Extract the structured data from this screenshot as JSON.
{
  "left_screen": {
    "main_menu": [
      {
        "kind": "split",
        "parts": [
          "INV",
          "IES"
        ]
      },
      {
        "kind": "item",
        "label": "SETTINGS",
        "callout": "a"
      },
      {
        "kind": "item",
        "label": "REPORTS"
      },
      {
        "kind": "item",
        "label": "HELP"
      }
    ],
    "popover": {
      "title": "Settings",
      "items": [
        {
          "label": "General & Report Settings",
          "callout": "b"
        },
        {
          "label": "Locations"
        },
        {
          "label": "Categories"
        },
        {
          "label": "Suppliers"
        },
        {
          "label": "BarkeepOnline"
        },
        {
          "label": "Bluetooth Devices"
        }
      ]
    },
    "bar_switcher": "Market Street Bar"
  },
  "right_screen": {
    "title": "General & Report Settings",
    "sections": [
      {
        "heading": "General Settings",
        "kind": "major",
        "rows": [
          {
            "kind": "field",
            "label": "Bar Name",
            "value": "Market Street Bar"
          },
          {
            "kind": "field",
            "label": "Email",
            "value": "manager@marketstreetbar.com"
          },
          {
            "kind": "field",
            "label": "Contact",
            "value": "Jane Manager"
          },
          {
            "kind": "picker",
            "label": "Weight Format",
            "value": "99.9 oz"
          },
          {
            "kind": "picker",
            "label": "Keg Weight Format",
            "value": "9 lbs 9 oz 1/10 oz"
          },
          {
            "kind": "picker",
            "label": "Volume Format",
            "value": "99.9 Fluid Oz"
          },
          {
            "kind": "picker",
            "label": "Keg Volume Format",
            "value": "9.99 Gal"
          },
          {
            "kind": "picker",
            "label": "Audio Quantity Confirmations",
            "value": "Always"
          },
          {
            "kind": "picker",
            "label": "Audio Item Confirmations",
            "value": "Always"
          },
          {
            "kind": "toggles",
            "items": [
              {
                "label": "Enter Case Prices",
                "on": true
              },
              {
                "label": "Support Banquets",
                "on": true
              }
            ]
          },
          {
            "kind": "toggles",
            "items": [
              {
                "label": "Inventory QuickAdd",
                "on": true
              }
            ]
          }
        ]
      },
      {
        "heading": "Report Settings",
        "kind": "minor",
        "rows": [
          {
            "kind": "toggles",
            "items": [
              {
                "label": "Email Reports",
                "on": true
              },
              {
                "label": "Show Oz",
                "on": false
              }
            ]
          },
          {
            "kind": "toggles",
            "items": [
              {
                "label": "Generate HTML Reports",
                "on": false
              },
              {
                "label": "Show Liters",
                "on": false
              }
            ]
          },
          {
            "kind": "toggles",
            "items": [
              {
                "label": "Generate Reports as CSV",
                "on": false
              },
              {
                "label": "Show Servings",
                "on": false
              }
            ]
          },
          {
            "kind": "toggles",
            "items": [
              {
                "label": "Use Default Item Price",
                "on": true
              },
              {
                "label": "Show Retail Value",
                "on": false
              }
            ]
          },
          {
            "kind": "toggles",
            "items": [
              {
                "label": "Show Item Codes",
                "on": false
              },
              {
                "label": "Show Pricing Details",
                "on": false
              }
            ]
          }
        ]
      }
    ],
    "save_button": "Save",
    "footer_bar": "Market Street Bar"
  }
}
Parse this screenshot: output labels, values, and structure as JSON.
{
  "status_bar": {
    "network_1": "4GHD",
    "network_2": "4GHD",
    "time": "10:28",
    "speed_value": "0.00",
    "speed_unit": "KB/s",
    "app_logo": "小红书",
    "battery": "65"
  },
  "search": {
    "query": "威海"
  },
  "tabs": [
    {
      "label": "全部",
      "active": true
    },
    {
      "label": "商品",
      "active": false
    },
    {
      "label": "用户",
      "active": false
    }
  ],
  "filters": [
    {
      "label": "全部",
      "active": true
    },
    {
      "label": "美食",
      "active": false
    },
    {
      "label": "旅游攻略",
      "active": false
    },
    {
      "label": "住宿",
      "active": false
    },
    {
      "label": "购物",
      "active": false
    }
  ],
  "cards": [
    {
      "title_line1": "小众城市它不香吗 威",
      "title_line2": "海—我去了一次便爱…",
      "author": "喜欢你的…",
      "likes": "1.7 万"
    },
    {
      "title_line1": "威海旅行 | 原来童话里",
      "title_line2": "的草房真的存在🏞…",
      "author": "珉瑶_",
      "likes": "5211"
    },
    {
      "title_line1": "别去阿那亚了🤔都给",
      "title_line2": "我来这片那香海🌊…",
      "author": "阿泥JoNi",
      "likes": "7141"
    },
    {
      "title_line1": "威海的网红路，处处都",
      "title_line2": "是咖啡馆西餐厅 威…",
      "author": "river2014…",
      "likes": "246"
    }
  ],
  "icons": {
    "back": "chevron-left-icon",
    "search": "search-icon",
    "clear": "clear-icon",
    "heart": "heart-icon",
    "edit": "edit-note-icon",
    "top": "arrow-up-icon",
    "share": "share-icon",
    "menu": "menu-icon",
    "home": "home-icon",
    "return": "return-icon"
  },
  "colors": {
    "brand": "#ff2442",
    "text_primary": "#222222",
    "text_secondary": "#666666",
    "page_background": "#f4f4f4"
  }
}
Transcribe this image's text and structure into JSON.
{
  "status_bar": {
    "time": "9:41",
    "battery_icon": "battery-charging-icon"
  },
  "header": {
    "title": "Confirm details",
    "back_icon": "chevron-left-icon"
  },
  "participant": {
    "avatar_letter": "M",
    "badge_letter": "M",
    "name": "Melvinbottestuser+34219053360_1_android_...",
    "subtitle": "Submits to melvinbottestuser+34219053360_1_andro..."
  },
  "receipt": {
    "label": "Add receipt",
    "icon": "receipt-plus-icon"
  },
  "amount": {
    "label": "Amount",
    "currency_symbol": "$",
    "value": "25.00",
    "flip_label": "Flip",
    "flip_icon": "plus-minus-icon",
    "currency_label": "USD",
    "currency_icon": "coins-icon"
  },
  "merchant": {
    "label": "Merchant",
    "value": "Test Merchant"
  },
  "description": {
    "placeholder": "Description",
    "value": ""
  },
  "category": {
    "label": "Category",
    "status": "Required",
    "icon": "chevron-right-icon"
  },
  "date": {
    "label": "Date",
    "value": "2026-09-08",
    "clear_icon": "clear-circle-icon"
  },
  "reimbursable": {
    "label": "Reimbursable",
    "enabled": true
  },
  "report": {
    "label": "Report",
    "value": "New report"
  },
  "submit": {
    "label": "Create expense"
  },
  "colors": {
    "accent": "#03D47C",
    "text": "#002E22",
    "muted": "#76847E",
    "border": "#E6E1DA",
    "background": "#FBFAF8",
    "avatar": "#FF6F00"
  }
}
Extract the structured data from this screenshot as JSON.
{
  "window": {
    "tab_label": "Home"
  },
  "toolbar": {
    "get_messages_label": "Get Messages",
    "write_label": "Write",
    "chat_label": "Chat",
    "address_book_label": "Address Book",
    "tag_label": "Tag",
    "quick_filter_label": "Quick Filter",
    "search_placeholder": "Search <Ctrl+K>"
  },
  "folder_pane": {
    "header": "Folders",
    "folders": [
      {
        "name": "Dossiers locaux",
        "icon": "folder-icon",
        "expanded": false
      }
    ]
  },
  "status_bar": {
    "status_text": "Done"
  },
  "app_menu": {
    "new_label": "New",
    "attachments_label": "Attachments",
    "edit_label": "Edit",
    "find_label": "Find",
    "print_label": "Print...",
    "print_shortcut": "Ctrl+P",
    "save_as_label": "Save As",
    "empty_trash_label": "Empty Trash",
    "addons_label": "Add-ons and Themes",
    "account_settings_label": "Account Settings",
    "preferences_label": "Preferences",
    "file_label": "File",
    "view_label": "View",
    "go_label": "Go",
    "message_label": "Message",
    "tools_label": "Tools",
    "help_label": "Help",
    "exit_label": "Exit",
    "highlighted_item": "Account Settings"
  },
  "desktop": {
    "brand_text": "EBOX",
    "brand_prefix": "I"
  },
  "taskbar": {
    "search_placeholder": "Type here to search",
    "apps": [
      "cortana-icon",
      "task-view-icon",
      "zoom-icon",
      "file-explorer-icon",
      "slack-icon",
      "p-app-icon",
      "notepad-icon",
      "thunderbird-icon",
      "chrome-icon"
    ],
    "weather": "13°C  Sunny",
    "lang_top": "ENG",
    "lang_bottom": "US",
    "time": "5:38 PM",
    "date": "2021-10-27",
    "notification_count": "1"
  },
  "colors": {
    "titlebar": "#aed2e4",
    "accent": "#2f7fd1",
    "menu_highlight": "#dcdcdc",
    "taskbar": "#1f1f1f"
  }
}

Problem details: Look through the records above and report how many lines hold the word "Show", giving only the number.

Completed task: 6